*RECORDS TO PROCESS:*
════════════════

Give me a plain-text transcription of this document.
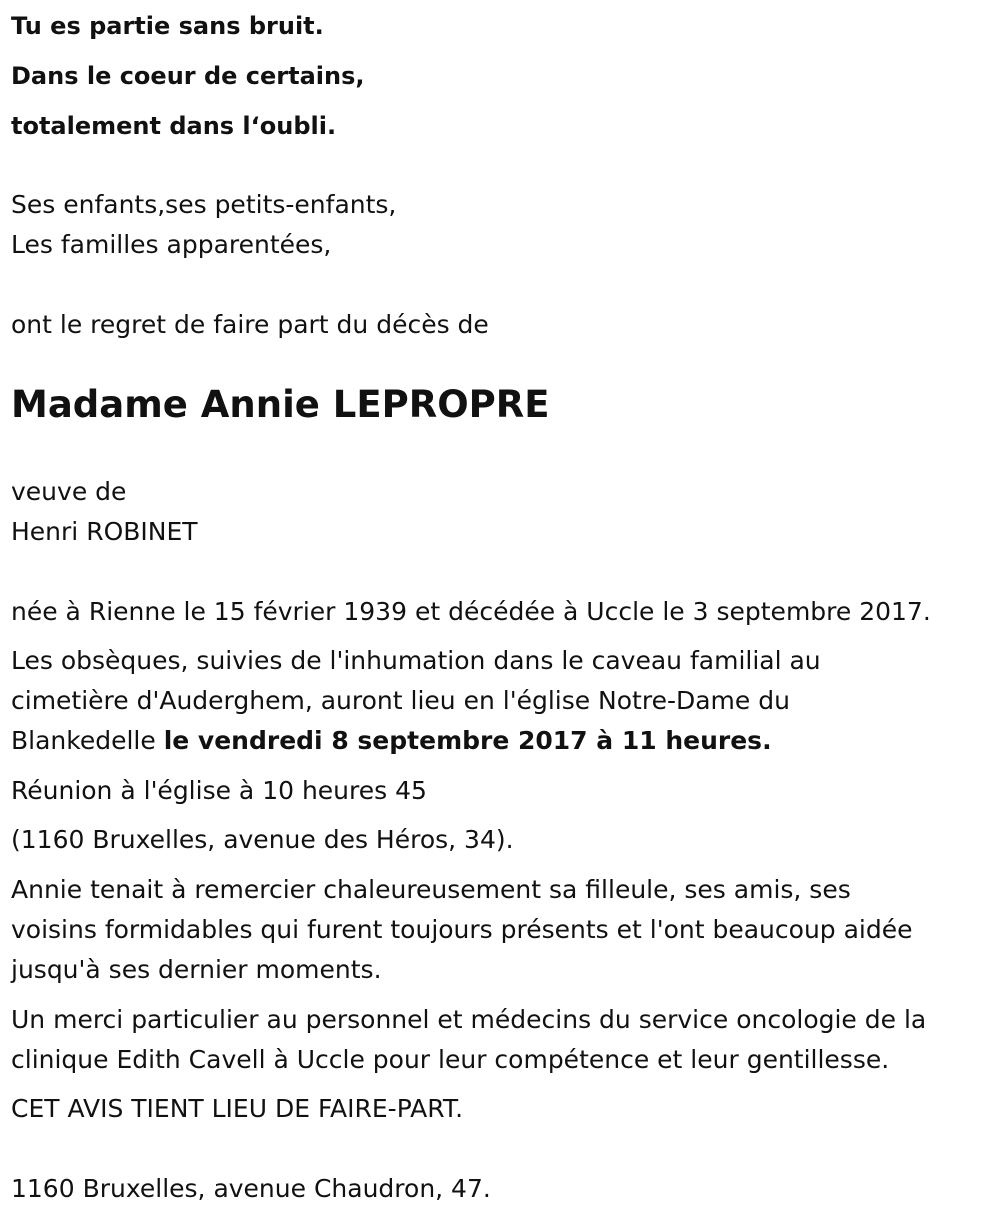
Tu es partie sans bruit.
Dans le coeur de certains,
totalement dans l‘oubli.
Ses enfants,ses petits-enfants,
Les familles apparentées,
ont le regret de faire part du décès de
Madame Annie LEPROPRE
veuve de
Henri ROBINET
née à Rienne le 15 février 1939 et décédée à Uccle le 3 septembre 2017.
Les obsèques, suivies de l'inhumation dans le caveau familial au
cimetière d'Auderghem, auront lieu en l'église Notre-Dame du
Blankedelle le vendredi 8 septembre 2017 à 11 heures.
Réunion à l'église à 10 heures 45
(1160 Bruxelles, avenue des Héros, 34).
Annie tenait à remercier chaleureusement sa filleule, ses amis, ses
voisins formidables qui furent toujours présents et l'ont beaucoup aidée
jusqu'à ses dernier moments.
Un merci particulier au personnel et médecins du service oncologie de la
clinique Edith Cavell à Uccle pour leur compétence et leur gentillesse.
CET AVIS TIENT LIEU DE FAIRE-PART.
1160 Bruxelles, avenue Chaudron, 47.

════════════════

*GOAL:*
Quote the records above exactly, leaving out any pictures.

*REPLY TO THE EXERCISE:*
Give me a plain-text transcription of this document.
Tu es partie sans bruit.
Dans le coeur de certains,
totalement dans l‘oubli.
Ses enfants,ses petits-enfants,
Les familles apparentées,
ont le regret de faire part du décès de
Madame Annie LEPROPRE
veuve de
Henri ROBINET
née à Rienne le 15 février 1939 et décédée à Uccle le 3 septembre 2017.
Les obsèques, suivies de l'inhumation dans le caveau familial au
cimetière d'Auderghem, auront lieu en l'église Notre-Dame du
Blankedelle le vendredi 8 septembre 2017 à 11 heures.
Réunion à l'église à 10 heures 45
(1160 Bruxelles, avenue des Héros, 34).
Annie tenait à remercier chaleureusement sa filleule, ses amis, ses
voisins formidables qui furent toujours présents et l'ont beaucoup aidée
jusqu'à ses dernier moments.
Un merci particulier au personnel et médecins du service oncologie de la
clinique Edith Cavell à Uccle pour leur compétence et leur gentillesse.
CET AVIS TIENT LIEU DE FAIRE-PART.
1160 Bruxelles, avenue Chaudron, 47.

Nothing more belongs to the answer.